[Stored entries]
· · ·
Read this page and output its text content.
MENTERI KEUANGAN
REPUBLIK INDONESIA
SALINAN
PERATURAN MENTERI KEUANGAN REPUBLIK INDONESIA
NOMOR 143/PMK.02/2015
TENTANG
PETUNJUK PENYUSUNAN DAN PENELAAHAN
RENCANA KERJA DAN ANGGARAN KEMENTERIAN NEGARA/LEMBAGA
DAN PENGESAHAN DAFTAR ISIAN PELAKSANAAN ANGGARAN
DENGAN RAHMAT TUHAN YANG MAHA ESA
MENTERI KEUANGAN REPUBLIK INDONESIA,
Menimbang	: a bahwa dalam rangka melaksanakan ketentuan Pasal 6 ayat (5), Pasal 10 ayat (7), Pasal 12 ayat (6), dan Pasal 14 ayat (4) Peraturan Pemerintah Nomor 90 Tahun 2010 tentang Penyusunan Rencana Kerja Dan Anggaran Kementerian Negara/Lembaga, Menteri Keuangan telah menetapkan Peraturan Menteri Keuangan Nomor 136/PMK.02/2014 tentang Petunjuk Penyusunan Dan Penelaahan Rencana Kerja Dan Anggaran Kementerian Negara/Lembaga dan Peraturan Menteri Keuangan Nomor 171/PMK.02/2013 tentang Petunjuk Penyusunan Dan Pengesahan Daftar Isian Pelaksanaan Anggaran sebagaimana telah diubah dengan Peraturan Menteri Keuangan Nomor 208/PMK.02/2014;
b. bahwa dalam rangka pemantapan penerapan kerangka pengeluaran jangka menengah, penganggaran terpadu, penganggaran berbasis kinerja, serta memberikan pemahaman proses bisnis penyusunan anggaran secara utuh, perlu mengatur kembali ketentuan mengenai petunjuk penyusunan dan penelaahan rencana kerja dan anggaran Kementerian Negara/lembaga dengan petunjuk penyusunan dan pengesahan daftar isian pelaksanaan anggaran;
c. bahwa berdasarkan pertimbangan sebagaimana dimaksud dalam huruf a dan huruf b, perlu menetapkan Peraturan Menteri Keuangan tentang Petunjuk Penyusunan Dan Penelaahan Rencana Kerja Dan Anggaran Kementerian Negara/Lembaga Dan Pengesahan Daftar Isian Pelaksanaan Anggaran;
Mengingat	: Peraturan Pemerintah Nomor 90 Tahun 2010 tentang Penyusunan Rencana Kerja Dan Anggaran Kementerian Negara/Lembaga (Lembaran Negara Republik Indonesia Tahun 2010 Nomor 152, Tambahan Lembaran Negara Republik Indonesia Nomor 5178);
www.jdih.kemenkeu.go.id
· · ·
## [TASK STATEMENT]
Repeat all the records. Match each line exactly.

## [IN RESPONSE]
Read this page and output its text content.
MENTERI KEUANGAN
REPUBLIK INDONESIA
SALINAN
PERATURAN MENTERI KEUANGAN REPUBLIK INDONESIA
NOMOR 143/PMK.02/2015
TENTANG
PETUNJUK PENYUSUNAN DAN PENELAAHAN
RENCANA KERJA DAN ANGGARAN KEMENTERIAN NEGARA/LEMBAGA
DAN PENGESAHAN DAFTAR ISIAN PELAKSANAAN ANGGARAN
DENGAN RAHMAT TUHAN YANG MAHA ESA
MENTERI KEUANGAN REPUBLIK INDONESIA,
Menimbang	: a bahwa dalam rangka melaksanakan ketentuan Pasal 6 ayat (5), Pasal 10 ayat (7), Pasal 12 ayat (6), dan Pasal 14 ayat (4) Peraturan Pemerintah Nomor 90 Tahun 2010 tentang Penyusunan Rencana Kerja Dan Anggaran Kementerian Negara/Lembaga, Menteri Keuangan telah menetapkan Peraturan Menteri Keuangan Nomor 136/PMK.02/2014 tentang Petunjuk Penyusunan Dan Penelaahan Rencana Kerja Dan Anggaran Kementerian Negara/Lembaga dan Peraturan Menteri Keuangan Nomor 171/PMK.02/2013 tentang Petunjuk Penyusunan Dan Pengesahan Daftar Isian Pelaksanaan Anggaran sebagaimana telah diubah dengan Peraturan Menteri Keuangan Nomor 208/PMK.02/2014;
b. bahwa dalam rangka pemantapan penerapan kerangka pengeluaran jangka menengah, penganggaran terpadu, penganggaran berbasis kinerja, serta memberikan pemahaman proses bisnis penyusunan anggaran secara utuh, perlu mengatur kembali ketentuan mengenai petunjuk penyusunan dan penelaahan rencana kerja dan anggaran Kementerian Negara/lembaga dengan petunjuk penyusunan dan pengesahan daftar isian pelaksanaan anggaran;
c. bahwa berdasarkan pertimbangan sebagaimana dimaksud dalam huruf a dan huruf b, perlu menetapkan Peraturan Menteri Keuangan tentang Petunjuk Penyusunan Dan Penelaahan Rencana Kerja Dan Anggaran Kementerian Negara/Lembaga Dan Pengesahan Daftar Isian Pelaksanaan Anggaran;
Mengingat	: Peraturan Pemerintah Nomor 90 Tahun 2010 tentang Penyusunan Rencana Kerja Dan Anggaran Kementerian Negara/Lembaga (Lembaran Negara Republik Indonesia Tahun 2010 Nomor 152, Tambahan Lembaran Negara Republik Indonesia Nomor 5178);
www.jdih.kemenkeu.go.id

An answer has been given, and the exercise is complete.